PROBLEM DETAILS -
Each line of the material below that holds the word "this" needs to be copied.

(Extracted records)
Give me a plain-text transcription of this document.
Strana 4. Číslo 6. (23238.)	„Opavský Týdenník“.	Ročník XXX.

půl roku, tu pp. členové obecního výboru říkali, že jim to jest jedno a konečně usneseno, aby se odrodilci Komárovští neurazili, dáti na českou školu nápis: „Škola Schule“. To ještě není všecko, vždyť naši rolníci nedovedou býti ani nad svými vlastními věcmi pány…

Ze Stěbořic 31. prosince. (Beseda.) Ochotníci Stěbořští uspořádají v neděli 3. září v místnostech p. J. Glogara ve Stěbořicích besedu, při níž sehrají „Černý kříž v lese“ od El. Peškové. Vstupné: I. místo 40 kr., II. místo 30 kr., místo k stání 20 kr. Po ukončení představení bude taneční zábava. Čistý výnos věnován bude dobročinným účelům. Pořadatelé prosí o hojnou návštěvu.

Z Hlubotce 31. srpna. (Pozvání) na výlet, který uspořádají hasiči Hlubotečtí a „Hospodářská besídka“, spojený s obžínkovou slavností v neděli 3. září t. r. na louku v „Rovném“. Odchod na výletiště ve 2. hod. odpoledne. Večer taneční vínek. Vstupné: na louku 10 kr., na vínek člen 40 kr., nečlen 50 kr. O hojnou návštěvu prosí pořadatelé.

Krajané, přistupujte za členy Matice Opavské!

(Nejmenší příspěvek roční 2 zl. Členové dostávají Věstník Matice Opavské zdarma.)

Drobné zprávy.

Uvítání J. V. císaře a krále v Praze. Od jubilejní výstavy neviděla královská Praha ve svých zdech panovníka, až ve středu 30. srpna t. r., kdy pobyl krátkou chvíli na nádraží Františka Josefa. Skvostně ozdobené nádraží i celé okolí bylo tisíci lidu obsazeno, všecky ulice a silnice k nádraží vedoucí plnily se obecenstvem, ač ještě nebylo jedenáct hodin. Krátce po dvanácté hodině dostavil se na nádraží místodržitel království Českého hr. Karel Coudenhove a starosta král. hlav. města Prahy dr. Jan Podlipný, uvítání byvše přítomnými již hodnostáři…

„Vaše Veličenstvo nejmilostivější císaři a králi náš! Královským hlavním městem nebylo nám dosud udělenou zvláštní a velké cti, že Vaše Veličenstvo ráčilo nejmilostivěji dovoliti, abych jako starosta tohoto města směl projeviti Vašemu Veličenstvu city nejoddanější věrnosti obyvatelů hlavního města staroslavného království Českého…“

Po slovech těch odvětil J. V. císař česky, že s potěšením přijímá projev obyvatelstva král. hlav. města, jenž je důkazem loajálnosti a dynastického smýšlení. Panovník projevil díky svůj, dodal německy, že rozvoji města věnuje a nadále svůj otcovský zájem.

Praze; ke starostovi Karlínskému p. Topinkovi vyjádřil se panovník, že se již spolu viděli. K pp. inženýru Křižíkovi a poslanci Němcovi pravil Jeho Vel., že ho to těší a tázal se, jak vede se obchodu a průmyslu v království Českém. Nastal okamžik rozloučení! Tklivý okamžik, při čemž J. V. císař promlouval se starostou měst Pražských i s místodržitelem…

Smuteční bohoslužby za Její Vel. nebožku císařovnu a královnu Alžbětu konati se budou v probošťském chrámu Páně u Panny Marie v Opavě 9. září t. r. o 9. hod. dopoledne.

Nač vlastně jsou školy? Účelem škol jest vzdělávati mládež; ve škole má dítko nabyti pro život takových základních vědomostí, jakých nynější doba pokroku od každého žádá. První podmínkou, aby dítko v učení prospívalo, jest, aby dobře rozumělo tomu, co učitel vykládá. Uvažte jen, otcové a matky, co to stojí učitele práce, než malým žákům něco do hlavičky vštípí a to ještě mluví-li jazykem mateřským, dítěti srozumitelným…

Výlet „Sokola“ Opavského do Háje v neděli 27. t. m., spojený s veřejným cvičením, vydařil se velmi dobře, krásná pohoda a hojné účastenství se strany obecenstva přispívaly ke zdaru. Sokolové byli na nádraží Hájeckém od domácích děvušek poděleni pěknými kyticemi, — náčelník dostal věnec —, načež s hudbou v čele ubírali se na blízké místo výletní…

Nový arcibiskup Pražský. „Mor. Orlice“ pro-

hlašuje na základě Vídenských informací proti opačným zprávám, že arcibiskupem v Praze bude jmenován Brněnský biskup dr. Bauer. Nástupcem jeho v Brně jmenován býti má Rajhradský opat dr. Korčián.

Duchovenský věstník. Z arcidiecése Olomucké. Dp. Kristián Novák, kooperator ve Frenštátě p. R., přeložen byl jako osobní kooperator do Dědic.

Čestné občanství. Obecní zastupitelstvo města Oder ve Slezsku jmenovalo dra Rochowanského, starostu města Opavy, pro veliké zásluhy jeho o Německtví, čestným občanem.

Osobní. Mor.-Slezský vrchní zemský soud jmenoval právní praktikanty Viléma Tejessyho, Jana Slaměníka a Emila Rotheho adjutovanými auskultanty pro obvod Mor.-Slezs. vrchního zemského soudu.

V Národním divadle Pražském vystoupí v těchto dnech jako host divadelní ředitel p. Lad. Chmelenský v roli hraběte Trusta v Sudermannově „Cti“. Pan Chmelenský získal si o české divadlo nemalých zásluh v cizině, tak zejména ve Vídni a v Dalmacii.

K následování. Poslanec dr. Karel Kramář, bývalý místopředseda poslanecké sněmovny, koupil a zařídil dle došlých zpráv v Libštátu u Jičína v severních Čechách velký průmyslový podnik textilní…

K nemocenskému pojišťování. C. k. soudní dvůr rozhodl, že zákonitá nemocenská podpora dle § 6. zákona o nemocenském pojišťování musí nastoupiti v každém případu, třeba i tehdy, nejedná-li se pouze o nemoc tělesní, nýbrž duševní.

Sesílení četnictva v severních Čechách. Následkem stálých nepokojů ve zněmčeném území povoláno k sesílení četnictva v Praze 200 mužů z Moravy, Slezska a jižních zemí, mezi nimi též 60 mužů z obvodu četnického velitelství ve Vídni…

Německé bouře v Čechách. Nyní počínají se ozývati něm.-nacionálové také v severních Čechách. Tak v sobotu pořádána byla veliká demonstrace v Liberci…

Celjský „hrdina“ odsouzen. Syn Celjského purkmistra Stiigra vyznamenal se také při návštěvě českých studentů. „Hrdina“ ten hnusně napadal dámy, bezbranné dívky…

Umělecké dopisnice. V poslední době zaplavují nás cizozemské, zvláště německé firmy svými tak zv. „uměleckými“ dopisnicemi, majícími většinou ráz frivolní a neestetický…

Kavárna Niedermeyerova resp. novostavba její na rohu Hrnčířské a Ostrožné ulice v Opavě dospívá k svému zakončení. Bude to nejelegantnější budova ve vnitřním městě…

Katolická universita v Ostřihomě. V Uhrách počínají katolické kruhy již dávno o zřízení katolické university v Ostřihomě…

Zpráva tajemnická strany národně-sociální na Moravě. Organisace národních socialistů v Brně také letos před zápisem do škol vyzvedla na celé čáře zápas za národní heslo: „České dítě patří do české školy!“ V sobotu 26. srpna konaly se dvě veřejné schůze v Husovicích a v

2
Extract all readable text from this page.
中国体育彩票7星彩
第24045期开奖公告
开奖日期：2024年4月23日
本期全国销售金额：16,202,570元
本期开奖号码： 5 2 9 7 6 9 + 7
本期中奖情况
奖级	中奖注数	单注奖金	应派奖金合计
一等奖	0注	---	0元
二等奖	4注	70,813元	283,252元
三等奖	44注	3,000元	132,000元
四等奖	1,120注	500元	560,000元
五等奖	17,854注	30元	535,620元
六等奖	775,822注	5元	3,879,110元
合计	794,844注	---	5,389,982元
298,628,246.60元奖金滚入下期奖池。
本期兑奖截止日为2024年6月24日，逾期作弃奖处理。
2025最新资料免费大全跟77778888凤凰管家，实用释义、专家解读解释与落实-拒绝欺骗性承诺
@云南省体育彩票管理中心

WORKED SOLUTION -
Give me a plain-text transcription of this document.
Extract all readable text from this page.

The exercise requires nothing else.